(Data entries)
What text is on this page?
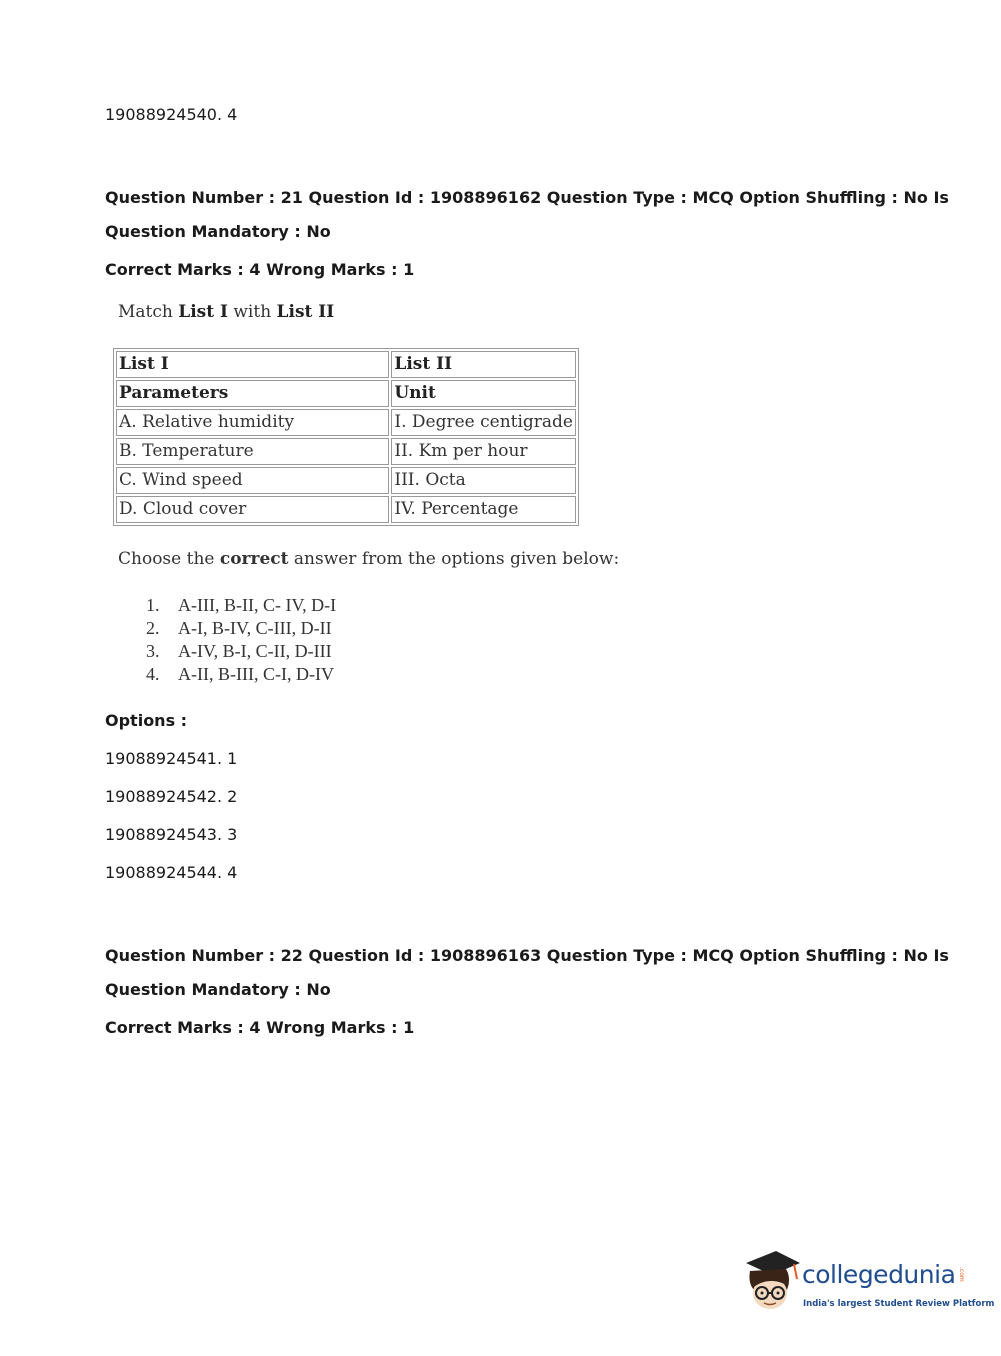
19088924540. 4
Question Number : 21 Question Id : 1908896162 Question Type : MCQ Option Shuffling : No Is
Question Mandatory : No
Correct Marks : 4 Wrong Marks : 1
Match List I with List II
List I	List II
Parameters	Unit
A. Relative humidity	I. Degree centigrade
B. Temperature	II. Km per hour
C. Wind speed	III. Octa
D. Cloud cover	IV. Percentage
Choose the correct answer from the options given below:
1. A-III, B-II, C- IV, D-I
2. A-I, B-IV, C-III, D-II
3. A-IV, B-I, C-II, D-III
4. A-II, B-III, C-I, D-IV
Options :
19088924541. 1
19088924542. 2
19088924543. 3
19088924544. 4
Question Number : 22 Question Id : 1908896163 Question Type : MCQ Option Shuffling : No Is
Question Mandatory : No
Correct Marks : 4 Wrong Marks : 1
collegedunia .com
India's largest Student Review Platform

▶ [AIM] Every record above should be written out again exactly; the pictures stay out of the copy.

▶ [FINAL RESULT]
What text is on this page?
19088924540. 4
Question Number : 21 Question Id : 1908896162 Question Type : MCQ Option Shuffling : No Is
Question Mandatory : No
Correct Marks : 4 Wrong Marks : 1
Match List I with List II
List I	List II
Parameters	Unit
A. Relative humidity	I. Degree centigrade
B. Temperature	II. Km per hour
C. Wind speed	III. Octa
D. Cloud cover	IV. Percentage
Choose the correct answer from the options given below:
1. A-III, B-II, C- IV, D-I
2. A-I, B-IV, C-III, D-II
3. A-IV, B-I, C-II, D-III
4. A-II, B-III, C-I, D-IV
Options :
19088924541. 1
19088924542. 2
19088924543. 3
19088924544. 4
Question Number : 22 Question Id : 1908896163 Question Type : MCQ Option Shuffling : No Is
Question Mandatory : No
Correct Marks : 4 Wrong Marks : 1
collegedunia .com
India's largest Student Review Platform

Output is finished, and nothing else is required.